### Task requirements
Reproduce every line of the material below, but drop the pictures.

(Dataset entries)
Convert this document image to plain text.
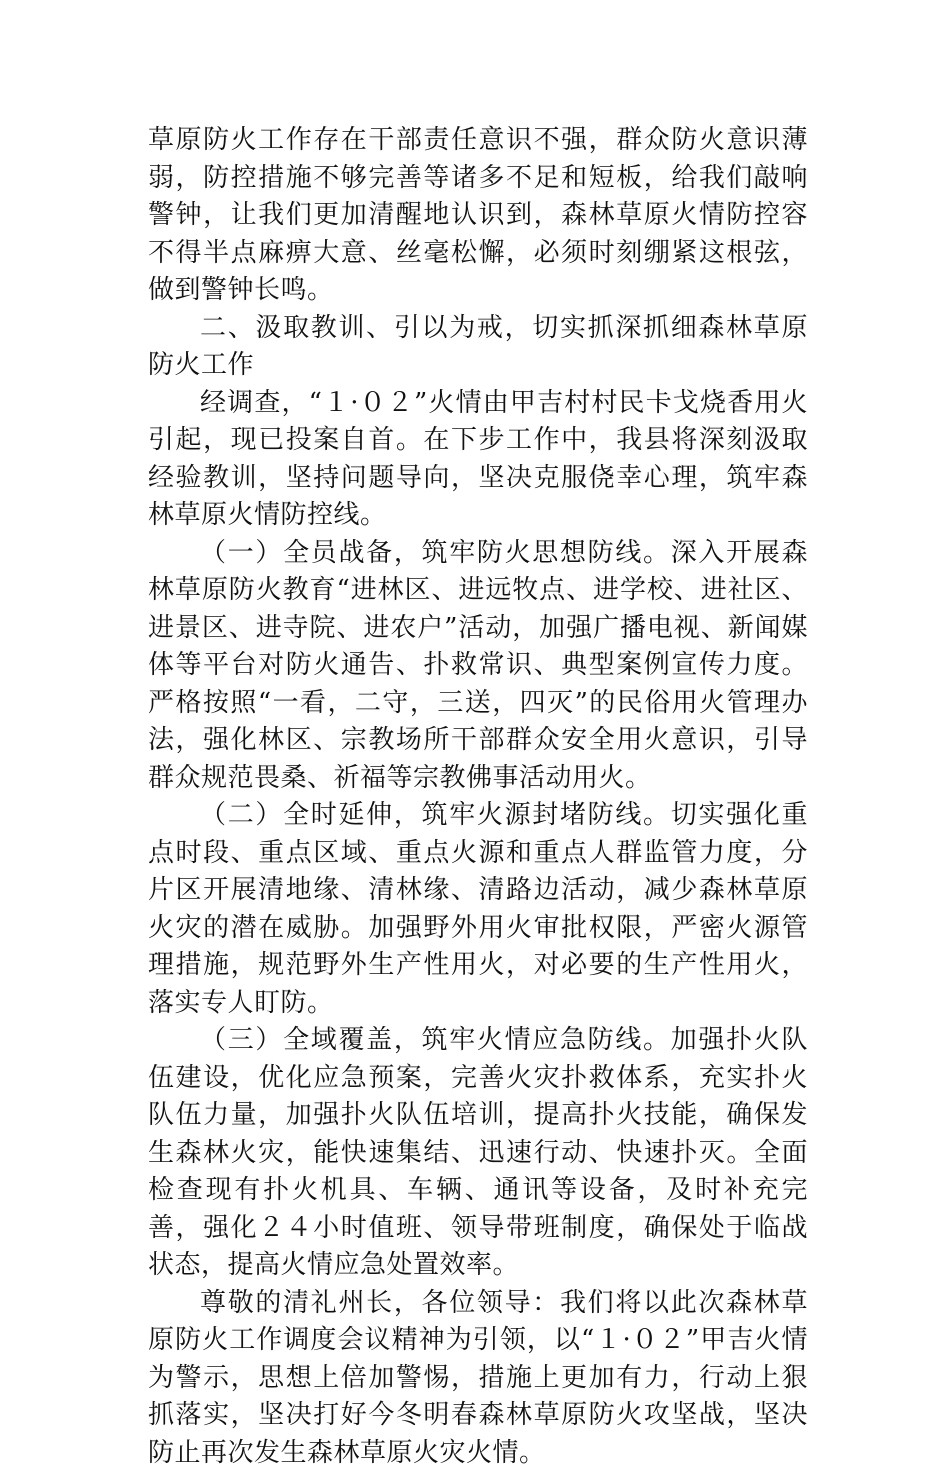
草原防火工作存在干部责任意识不强，群众防火意识薄弱，防控措施不够完善等诸多不足和短板，给我们敲响警钟，让我们更加清醒地认识到，森林草原火情防控容不得半点麻痹大意、丝毫松懈，必须时刻绷紧这根弦，做到警钟长鸣。

二、汲取教训、引以为戒，切实抓深抓细森林草原防火工作

经调查，“１·０２”火情由甲吉村村民卡戈烧香用火引起，现已投案自首。在下步工作中，我县将深刻汲取经验教训，坚持问题导向，坚决克服侥幸心理，筑牢森林草原火情防控线。

（一）全员战备，筑牢防火思想防线。深入开展森林草原防火教育“进林区、进远牧点、进学校、进社区、进景区、进寺院、进农户”活动，加强广播电视、新闻媒体等平台对防火通告、扑救常识、典型案例宣传力度。严格按照“一看，二守，三送，四灭”的民俗用火管理办法，强化林区、宗教场所干部群众安全用火意识，引导群众规范畏桑、祈福等宗教佛事活动用火。

（二）全时延伸，筑牢火源封堵防线。切实强化重点时段、重点区域、重点火源和重点人群监管力度，分片区开展清地缘、清林缘、清路边活动，减少森林草原火灾的潜在威胁。加强野外用火审批权限，严密火源管理措施，规范野外生产性用火，对必要的生产性用火，落实专人盯防。

（三）全域覆盖，筑牢火情应急防线。加强扑火队伍建设，优化应急预案，完善火灾扑救体系，充实扑火队伍力量，加强扑火队伍培训，提高扑火技能，确保发生森林火灾，能快速集结、迅速行动、快速扑灭。全面检查现有扑火机具、车辆、通讯等设备，及时补充完善，强化２４小时值班、领导带班制度，确保处于临战状态，提高火情应急处置效率。

尊敬的清礼州长，各位领导：我们将以此次森林草原防火工作调度会议精神为引领，以“１·０２”甲吉火情为警示，思想上倍加警惕，措施上更加有力，行动上狠抓落实，坚决打好今冬明春森林草原防火攻坚战，坚决防止再次发生森林草原火灾火情。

### Full solution
Convert this document image to plain text.
草原防火工作存在干部责任意识不强，群众防火意识薄弱，防控措施不够完善等诸多不足和短板，给我们敲响警钟，让我们更加清醒地认识到，森林草原火情防控容不得半点麻痹大意、丝毫松懈，必须时刻绷紧这根弦，做到警钟长鸣。

二、汲取教训、引以为戒，切实抓深抓细森林草原防火工作

经调查，“１·０２”火情由甲吉村村民卡戈烧香用火引起，现已投案自首。在下步工作中，我县将深刻汲取经验教训，坚持问题导向，坚决克服侥幸心理，筑牢森林草原火情防控线。

（一）全员战备，筑牢防火思想防线。深入开展森林草原防火教育“进林区、进远牧点、进学校、进社区、进景区、进寺院、进农户”活动，加强广播电视、新闻媒体等平台对防火通告、扑救常识、典型案例宣传力度。严格按照“一看，二守，三送，四灭”的民俗用火管理办法，强化林区、宗教场所干部群众安全用火意识，引导群众规范畏桑、祈福等宗教佛事活动用火。

（二）全时延伸，筑牢火源封堵防线。切实强化重点时段、重点区域、重点火源和重点人群监管力度，分片区开展清地缘、清林缘、清路边活动，减少森林草原火灾的潜在威胁。加强野外用火审批权限，严密火源管理措施，规范野外生产性用火，对必要的生产性用火，落实专人盯防。

（三）全域覆盖，筑牢火情应急防线。加强扑火队伍建设，优化应急预案，完善火灾扑救体系，充实扑火队伍力量，加强扑火队伍培训，提高扑火技能，确保发生森林火灾，能快速集结、迅速行动、快速扑灭。全面检查现有扑火机具、车辆、通讯等设备，及时补充完善，强化２４小时值班、领导带班制度，确保处于临战状态，提高火情应急处置效率。

尊敬的清礼州长，各位领导：我们将以此次森林草原防火工作调度会议精神为引领，以“１·０２”甲吉火情为警示，思想上倍加警惕，措施上更加有力，行动上狠抓落实，坚决打好今冬明春森林草原防火攻坚战，坚决防止再次发生森林草原火灾火情。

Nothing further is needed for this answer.